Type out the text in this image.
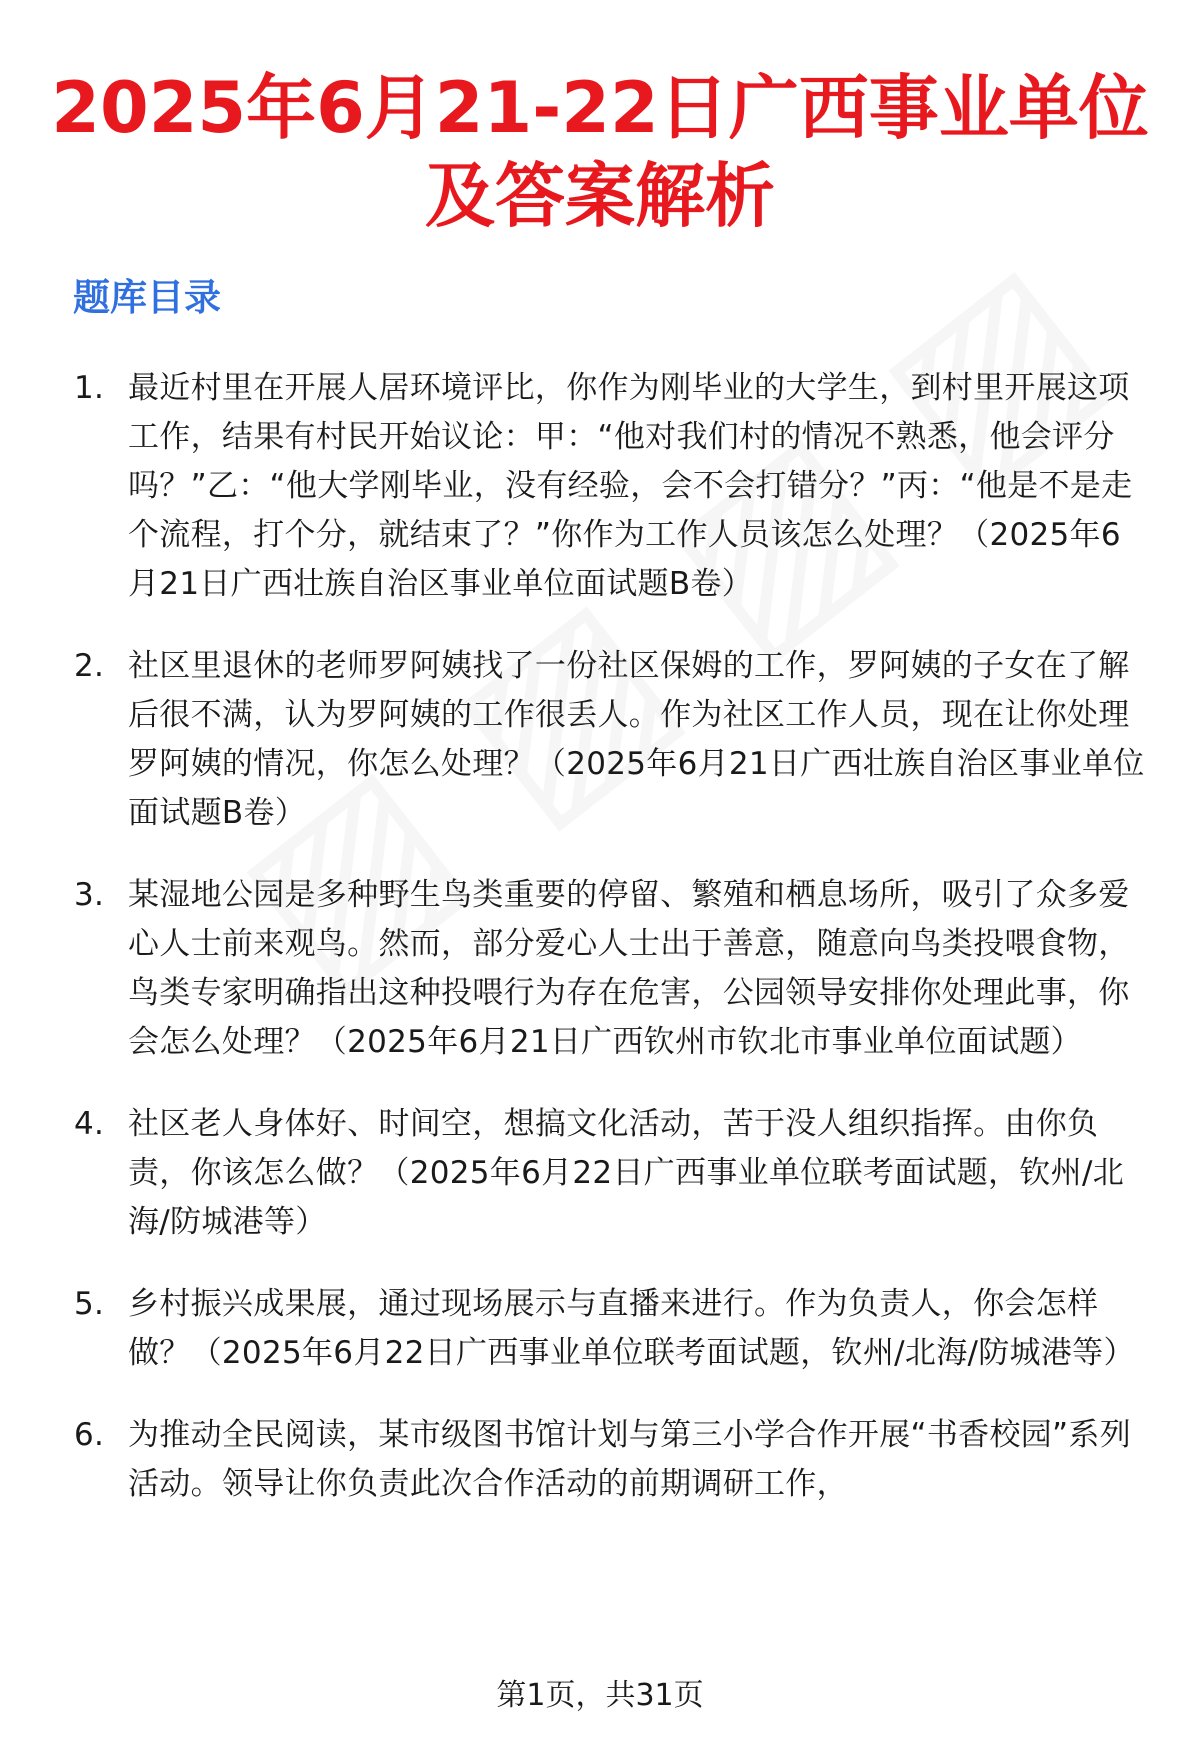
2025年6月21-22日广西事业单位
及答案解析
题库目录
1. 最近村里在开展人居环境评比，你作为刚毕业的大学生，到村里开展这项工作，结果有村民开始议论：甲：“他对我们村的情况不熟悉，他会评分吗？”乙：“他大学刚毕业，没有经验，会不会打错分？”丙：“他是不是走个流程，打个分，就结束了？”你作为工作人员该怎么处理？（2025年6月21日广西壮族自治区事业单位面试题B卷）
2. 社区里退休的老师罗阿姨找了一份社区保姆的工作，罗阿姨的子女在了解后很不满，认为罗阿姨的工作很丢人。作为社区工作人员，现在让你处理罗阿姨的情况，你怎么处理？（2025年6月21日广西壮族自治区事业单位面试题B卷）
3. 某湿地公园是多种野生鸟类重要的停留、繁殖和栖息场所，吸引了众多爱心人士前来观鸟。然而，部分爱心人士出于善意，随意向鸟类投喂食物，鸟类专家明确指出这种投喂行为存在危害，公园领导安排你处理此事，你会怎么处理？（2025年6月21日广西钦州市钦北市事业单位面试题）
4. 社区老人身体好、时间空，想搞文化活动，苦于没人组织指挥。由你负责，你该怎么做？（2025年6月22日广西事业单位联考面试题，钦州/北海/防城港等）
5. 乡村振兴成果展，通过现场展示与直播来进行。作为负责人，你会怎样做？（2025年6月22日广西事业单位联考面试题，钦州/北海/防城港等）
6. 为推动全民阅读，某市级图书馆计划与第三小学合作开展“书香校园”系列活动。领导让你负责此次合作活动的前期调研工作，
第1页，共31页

-- -- --

#### [Requirements]
Show all lines from the data above in which the word "防城港等" appears.

#### [Result of this task]
4. 社区老人身体好、时间空，想搞文化活动，苦于没人组织指挥。由你负责，你该怎么做？（2025年6月22日广西事业单位联考面试题，钦州/北海/防城港等）
5. 乡村振兴成果展，通过现场展示与直播来进行。作为负责人，你会怎样做？（2025年6月22日广西事业单位联考面试题，钦州/北海/防城港等）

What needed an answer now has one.